Document excerpt ::
The second officer arrived and questioned Mr. Pulido-Pedrosa, while the
first officer wrote the traffic citation. When asked about his travel plans, Mr.
Pulido-Pedrosa turned to Mr. Pulido-Jacobo and addressed him in Spanish. After
hearing Mr. Pulido-Jacobo’s response in Spanish, Mr. Pulido-Pedrosa told the
second officer that they were traveling to Omaha, Nebraska to visit a friend.
When next asked who owned the car, Mr. Pulido-Pedrosa responded by
saying “No English,” but, after the officer rephrased the question, Mr. Pulido-
Pedrosa answered, “My boss.” When asked for consent to search the car, he
responded, “I don’t speak English.” When the officer asked Mr. Pulido-Pedrosa
again, however, Mr. Pulido-Jacobo said, “Oh yeah, you can search the car,” to
which Mr. Pulido-Pedrosa followed, “Yeah, yeah.”

Stated task :: Update the traffic stop account starting at "The second officer" and ending at "travel plans, Mr.", putting "speeding ticket" in place of "traffic citation". The data is separate material, unconnected to the traffic stop account.

Given data ::
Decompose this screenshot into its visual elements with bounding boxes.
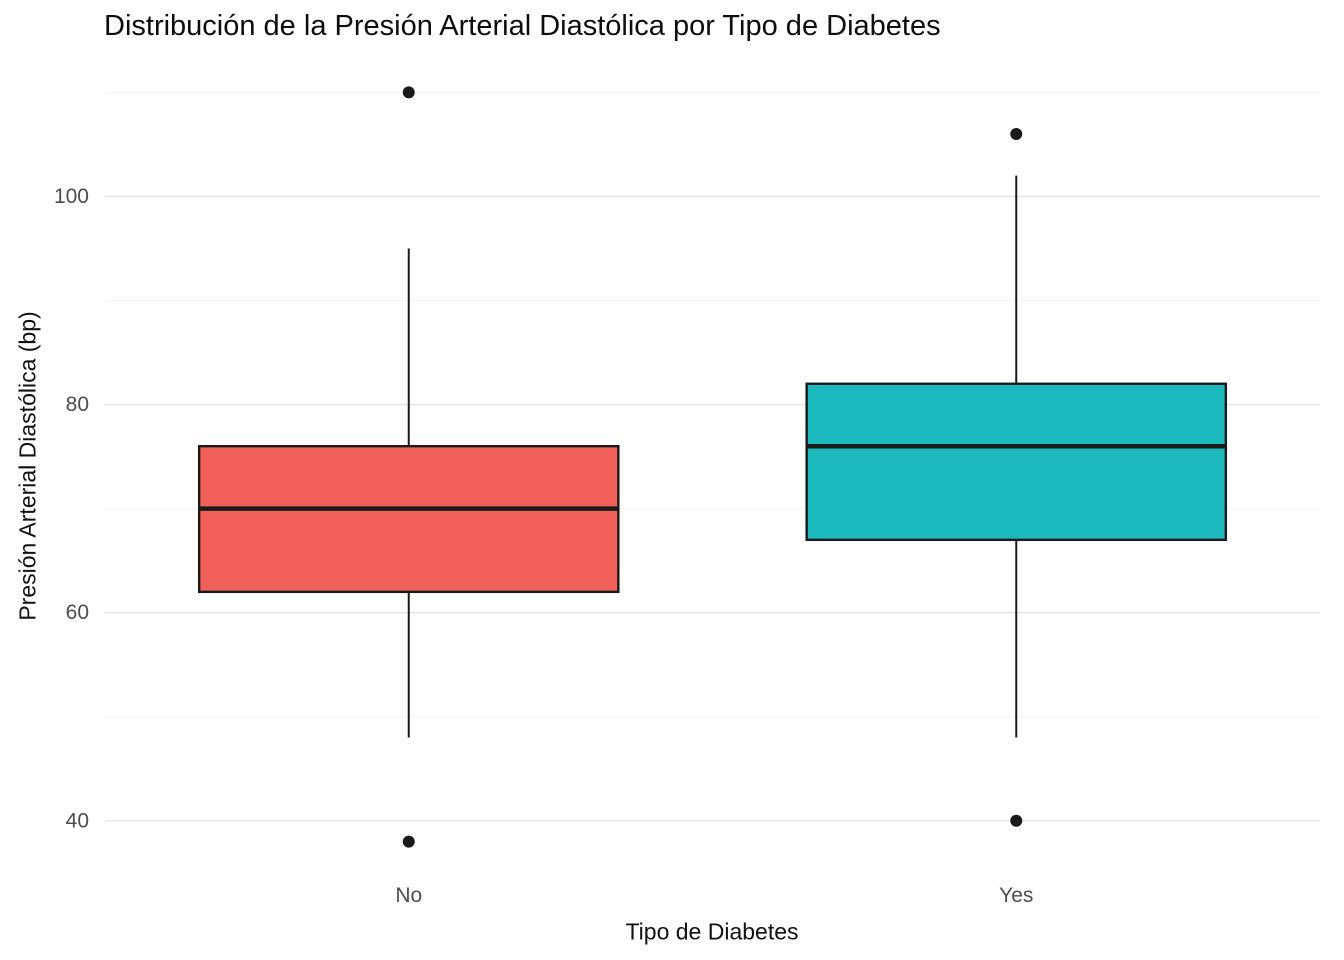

Answer below ::
The second officer arrived and questioned Mr. Pulido-Pedrosa, while the
first officer wrote the speeding ticket. When asked about his travel plans, Mr.